Task directions: Your task is to repeat all of the data exactly while excluding the pictures.

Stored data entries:
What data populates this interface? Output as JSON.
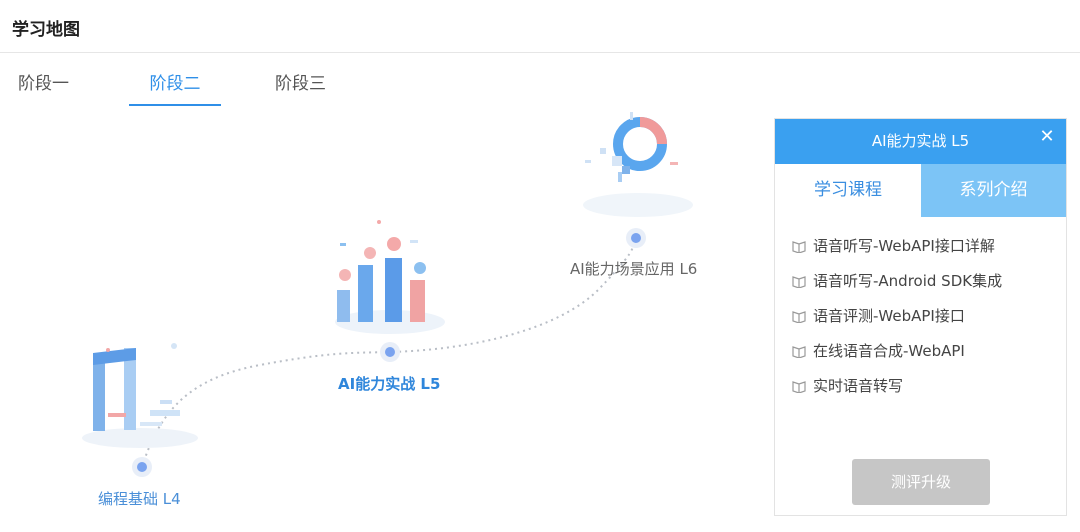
{
  "header": {
    "title": "学习地图"
  },
  "tabs": [
    {
      "label": "阶段一"
    },
    {
      "label": "阶段二"
    },
    {
      "label": "阶段三"
    }
  ],
  "map": {
    "nodes": [
      {
        "label": "编程基础 L4"
      },
      {
        "label": "AI能力实战 L5"
      },
      {
        "label": "AI能力场景应用 L6"
      }
    ]
  },
  "panel": {
    "title": "AI能力实战 L5",
    "close_icon": "close-icon",
    "tabs": [
      {
        "label": "学习课程"
      },
      {
        "label": "系列介绍"
      }
    ],
    "courses": [
      {
        "label": "语音听写-WebAPI接口详解"
      },
      {
        "label": "语音听写-Android SDK集成"
      },
      {
        "label": "语音评测-WebAPI接口"
      },
      {
        "label": "在线语音合成-WebAPI"
      },
      {
        "label": "实时语音转写"
      }
    ],
    "upgrade_label": "测评升级"
  },
  "colors": {
    "accent": "#2f8fe8",
    "panel_header": "#3aa0f0",
    "active_tab_bg": "#7cc4f6",
    "disabled_button": "#c6c6c6"
  }
}
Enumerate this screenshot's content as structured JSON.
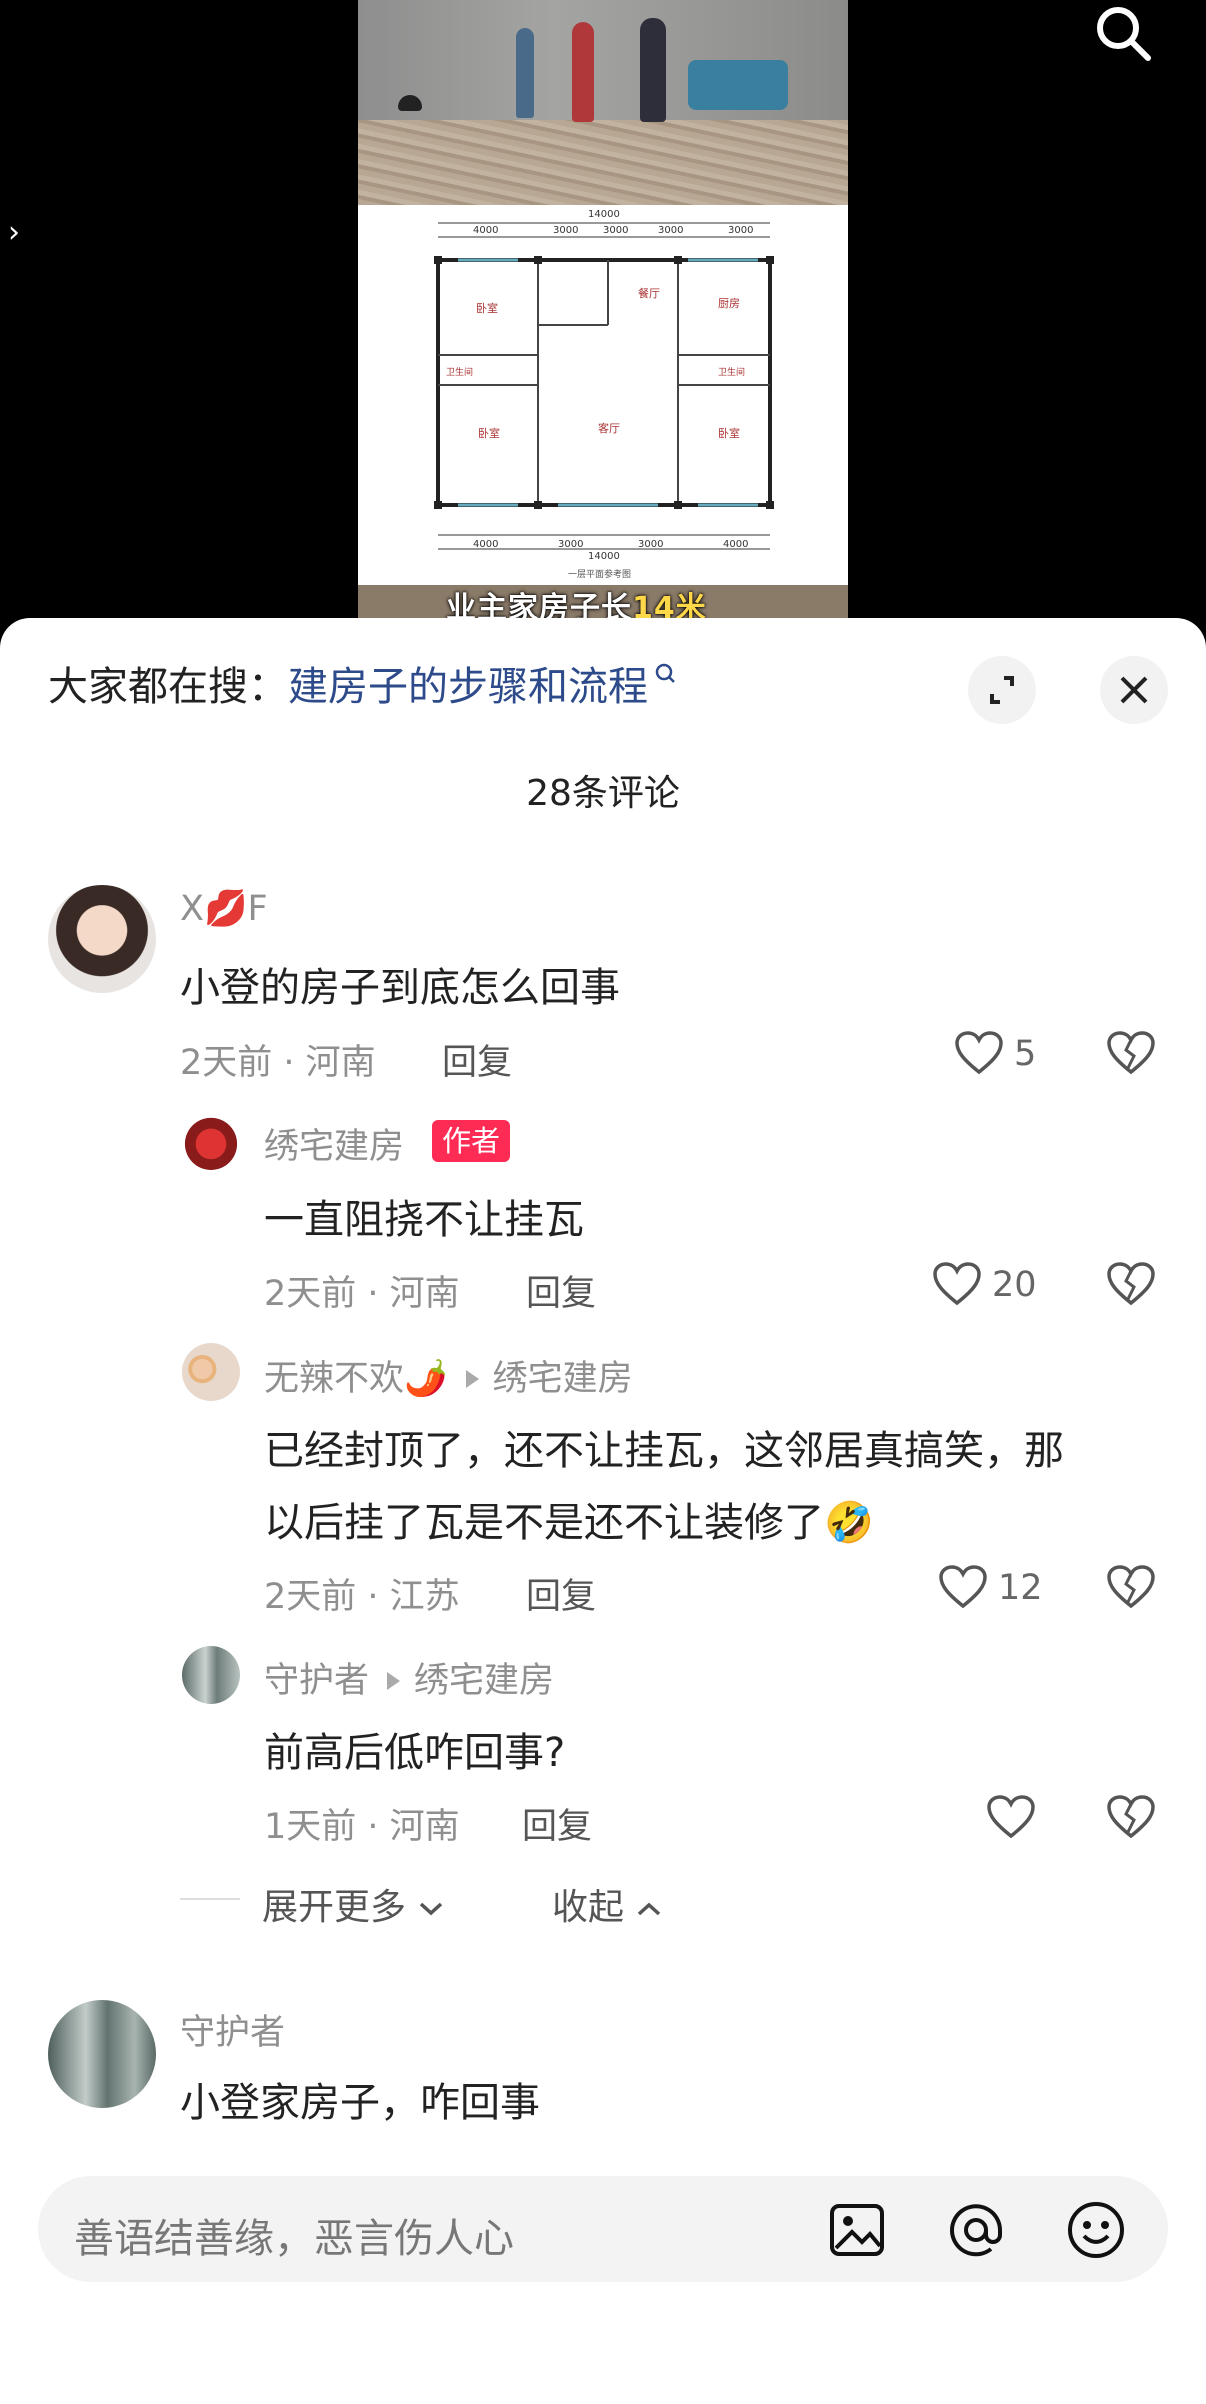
{
  "video": {
    "subtitle_prefix": "业主家房子长",
    "subtitle_highlight": "14米",
    "floorplan": {
      "total_width": "14000",
      "top_dims": [
        "4000",
        "3000",
        "3000",
        "3000",
        "3000"
      ],
      "bottom_dims": [
        "4000",
        "3000",
        "3000",
        "4000"
      ],
      "rooms": [
        "卧室",
        "餐厅",
        "厨房",
        "卫生间",
        "卫生间",
        "卧室",
        "客厅",
        "卧室"
      ],
      "caption": "一层平面参考图"
    }
  },
  "search": {
    "prefix": "大家都在搜：",
    "term": "建房子的步骤和流程"
  },
  "comment_count": "28条评论",
  "comments": [
    {
      "user": "X💋F",
      "text": "小登的房子到底怎么回事",
      "time_loc": "2天前 · 河南",
      "reply": "回复",
      "likes": "5",
      "replies": [
        {
          "user": "绣宅建房",
          "badge": "作者",
          "text": "一直阻挠不让挂瓦",
          "time_loc": "2天前 · 河南",
          "reply": "回复",
          "likes": "20"
        },
        {
          "user": "无辣不欢🌶️",
          "reply_to": "绣宅建房",
          "text_line1": "已经封顶了，还不让挂瓦，这邻居真搞笑，那",
          "text_line2": "以后挂了瓦是不是还不让装修了",
          "emoji": "🤣",
          "time_loc": "2天前 · 江苏",
          "reply": "回复",
          "likes": "12"
        },
        {
          "user": "守护者",
          "reply_to": "绣宅建房",
          "text": "前高后低咋回事?",
          "time_loc": "1天前 · 河南",
          "reply": "回复",
          "likes": ""
        }
      ],
      "expand_more": "展开更多",
      "collapse": "收起"
    },
    {
      "user": "守护者",
      "text": "小登家房子，咋回事"
    }
  ],
  "input": {
    "placeholder": "善语结善缘，恶言伤人心"
  },
  "colors": {
    "accent": "#fe2c55",
    "search_term": "#2d4a8a"
  }
}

Full response:
What data populates this interface? Output as JSON.
{
  "header": {
    "title": "学习地图"
  },
  "tabs": [
    {
      "label": "阶段一"
    },
    {
      "label": "阶段二"
    },
    {
      "label": "阶段三"
    }
  ],
  "map": {
    "nodes": [
      {
        "label": "编程基础 L4"
      },
      {
        "label": "AI能力实战 L5"
      },
      {
        "label": "AI能力场景应用 L6"
      }
    ]
  },
  "panel": {
    "title": "AI能力实战 L5",
    "close_icon": "close-icon",
    "tabs": [
      {
        "label": "学习课程"
      },
      {
        "label": "系列介绍"
      }
    ],
    "courses": [
      {
        "label": "语音听写-WebAPI接口详解"
      },
      {
        "label": "语音听写-Android SDK集成"
      },
      {
        "label": "语音评测-WebAPI接口"
      },
      {
        "label": "在线语音合成-WebAPI"
      },
      {
        "label": "实时语音转写"
      }
    ],
    "upgrade_label": "测评升级"
  },
  "colors": {
    "accent": "#2f8fe8",
    "panel_header": "#3aa0f0",
    "active_tab_bg": "#7cc4f6",
    "disabled_button": "#c6c6c6"
  }
}
Enumerate this screenshot's content as structured JSON.
{
  "video": {
    "subtitle_prefix": "业主家房子长",
    "subtitle_highlight": "14米",
    "floorplan": {
      "total_width": "14000",
      "top_dims": [
        "4000",
        "3000",
        "3000",
        "3000",
        "3000"
      ],
      "bottom_dims": [
        "4000",
        "3000",
        "3000",
        "4000"
      ],
      "rooms": [
        "卧室",
        "餐厅",
        "厨房",
        "卫生间",
        "卫生间",
        "卧室",
        "客厅",
        "卧室"
      ],
      "caption": "一层平面参考图"
    }
  },
  "search": {
    "prefix": "大家都在搜：",
    "term": "建房子的步骤和流程"
  },
  "comment_count": "28条评论",
  "comments": [
    {
      "user": "X💋F",
      "text": "小登的房子到底怎么回事",
      "time_loc": "2天前 · 河南",
      "reply": "回复",
      "likes": "5",
      "replies": [
        {
          "user": "绣宅建房",
          "badge": "作者",
          "text": "一直阻挠不让挂瓦",
          "time_loc": "2天前 · 河南",
          "reply": "回复",
          "likes": "20"
        },
        {
          "user": "无辣不欢🌶️",
          "reply_to": "绣宅建房",
          "text_line1": "已经封顶了，还不让挂瓦，这邻居真搞笑，那",
          "text_line2": "以后挂了瓦是不是还不让装修了",
          "emoji": "🤣",
          "time_loc": "2天前 · 江苏",
          "reply": "回复",
          "likes": "12"
        },
        {
          "user": "守护者",
          "reply_to": "绣宅建房",
          "text": "前高后低咋回事?",
          "time_loc": "1天前 · 河南",
          "reply": "回复",
          "likes": ""
        }
      ],
      "expand_more": "展开更多",
      "collapse": "收起"
    },
    {
      "user": "守护者",
      "text": "小登家房子，咋回事"
    }
  ],
  "input": {
    "placeholder": "善语结善缘，恶言伤人心"
  },
  "colors": {
    "accent": "#fe2c55",
    "search_term": "#2d4a8a"
  }
}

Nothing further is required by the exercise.